### [Direction]
Only lines holding the word "JSON" should be copied from the material.

### [Raw records]
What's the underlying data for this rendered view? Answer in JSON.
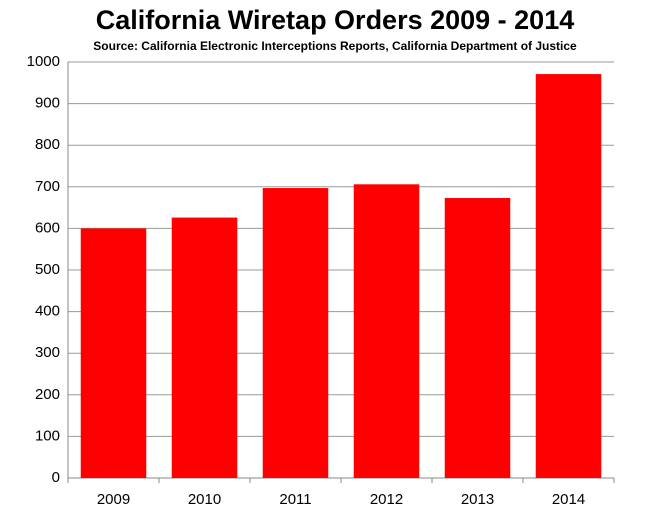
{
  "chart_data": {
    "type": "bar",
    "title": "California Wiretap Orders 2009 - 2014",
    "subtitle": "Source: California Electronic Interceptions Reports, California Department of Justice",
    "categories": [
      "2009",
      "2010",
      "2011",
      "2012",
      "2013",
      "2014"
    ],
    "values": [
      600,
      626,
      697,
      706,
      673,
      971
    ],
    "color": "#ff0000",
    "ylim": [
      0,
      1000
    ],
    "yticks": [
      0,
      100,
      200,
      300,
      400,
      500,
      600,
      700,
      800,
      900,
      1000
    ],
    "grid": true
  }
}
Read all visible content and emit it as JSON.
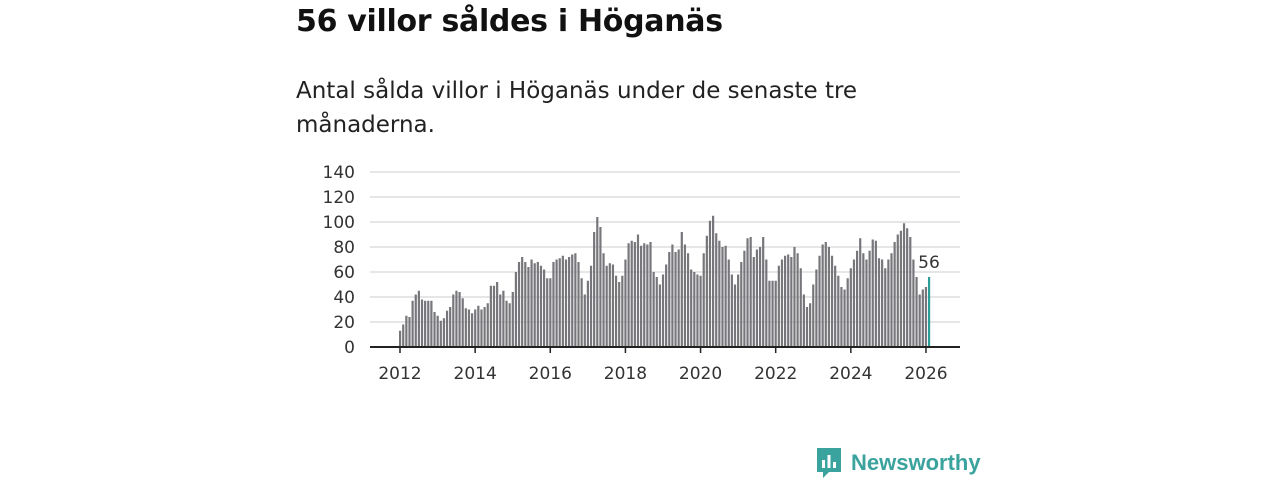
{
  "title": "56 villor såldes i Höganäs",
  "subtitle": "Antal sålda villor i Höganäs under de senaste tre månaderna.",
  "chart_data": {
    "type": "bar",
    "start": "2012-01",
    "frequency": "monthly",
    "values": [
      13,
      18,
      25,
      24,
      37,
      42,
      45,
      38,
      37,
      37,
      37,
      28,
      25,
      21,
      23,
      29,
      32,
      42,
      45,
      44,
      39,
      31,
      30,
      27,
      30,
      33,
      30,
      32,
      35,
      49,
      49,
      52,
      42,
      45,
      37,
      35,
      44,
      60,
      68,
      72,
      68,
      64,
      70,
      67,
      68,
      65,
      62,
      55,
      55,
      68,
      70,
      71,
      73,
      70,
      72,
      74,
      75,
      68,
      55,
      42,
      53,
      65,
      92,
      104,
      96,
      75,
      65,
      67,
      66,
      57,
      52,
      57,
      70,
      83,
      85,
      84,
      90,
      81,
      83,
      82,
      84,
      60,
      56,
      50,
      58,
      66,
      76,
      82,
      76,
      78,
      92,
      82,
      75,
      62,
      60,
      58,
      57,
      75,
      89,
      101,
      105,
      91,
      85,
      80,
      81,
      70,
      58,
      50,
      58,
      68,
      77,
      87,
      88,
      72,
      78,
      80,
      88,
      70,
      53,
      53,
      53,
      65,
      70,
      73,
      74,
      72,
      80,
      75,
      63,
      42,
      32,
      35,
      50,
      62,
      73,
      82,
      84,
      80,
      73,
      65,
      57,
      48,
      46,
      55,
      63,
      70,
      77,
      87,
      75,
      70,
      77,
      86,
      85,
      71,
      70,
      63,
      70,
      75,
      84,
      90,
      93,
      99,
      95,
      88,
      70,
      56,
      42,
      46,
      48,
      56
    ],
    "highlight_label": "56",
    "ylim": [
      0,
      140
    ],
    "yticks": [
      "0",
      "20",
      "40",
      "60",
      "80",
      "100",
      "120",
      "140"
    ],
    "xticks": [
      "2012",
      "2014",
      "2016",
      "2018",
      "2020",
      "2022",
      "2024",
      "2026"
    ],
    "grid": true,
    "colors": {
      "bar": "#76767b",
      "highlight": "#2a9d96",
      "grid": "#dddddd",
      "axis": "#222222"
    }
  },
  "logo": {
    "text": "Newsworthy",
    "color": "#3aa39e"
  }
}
...
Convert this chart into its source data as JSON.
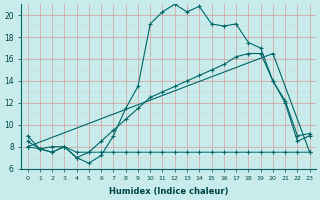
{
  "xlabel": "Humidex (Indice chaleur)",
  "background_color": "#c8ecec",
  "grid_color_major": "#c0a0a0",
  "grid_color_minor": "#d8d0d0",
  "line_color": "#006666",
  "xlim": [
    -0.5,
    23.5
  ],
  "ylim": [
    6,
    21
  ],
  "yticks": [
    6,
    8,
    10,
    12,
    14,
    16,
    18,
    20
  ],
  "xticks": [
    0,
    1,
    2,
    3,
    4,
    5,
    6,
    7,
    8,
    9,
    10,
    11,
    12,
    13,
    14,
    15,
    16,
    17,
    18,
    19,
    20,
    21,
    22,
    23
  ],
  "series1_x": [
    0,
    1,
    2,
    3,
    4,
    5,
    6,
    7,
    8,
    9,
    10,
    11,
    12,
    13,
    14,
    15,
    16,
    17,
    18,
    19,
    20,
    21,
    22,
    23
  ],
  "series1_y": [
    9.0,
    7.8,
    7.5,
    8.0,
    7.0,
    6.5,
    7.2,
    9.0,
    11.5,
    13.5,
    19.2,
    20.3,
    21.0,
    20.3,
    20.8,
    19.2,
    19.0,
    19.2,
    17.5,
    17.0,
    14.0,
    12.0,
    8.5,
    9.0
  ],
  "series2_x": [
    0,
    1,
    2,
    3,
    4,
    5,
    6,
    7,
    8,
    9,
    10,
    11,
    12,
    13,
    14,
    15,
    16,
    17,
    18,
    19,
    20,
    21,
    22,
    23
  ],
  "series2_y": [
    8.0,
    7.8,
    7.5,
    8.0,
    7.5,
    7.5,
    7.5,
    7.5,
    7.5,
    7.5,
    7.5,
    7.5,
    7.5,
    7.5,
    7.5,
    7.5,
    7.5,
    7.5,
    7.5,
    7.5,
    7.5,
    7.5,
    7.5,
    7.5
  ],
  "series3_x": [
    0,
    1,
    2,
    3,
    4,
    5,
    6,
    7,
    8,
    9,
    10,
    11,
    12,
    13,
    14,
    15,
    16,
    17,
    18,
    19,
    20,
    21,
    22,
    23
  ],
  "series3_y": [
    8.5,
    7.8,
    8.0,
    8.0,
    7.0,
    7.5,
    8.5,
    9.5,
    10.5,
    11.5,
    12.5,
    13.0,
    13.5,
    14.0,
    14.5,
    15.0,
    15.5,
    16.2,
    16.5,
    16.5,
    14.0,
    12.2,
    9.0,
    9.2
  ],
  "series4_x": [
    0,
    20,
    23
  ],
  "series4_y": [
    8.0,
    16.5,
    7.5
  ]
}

### [The reply]
What's the underlying data for this rendered view? Answer in JSON.
Read all visible content and emit it as JSON.
Convert this chart into its source data as JSON.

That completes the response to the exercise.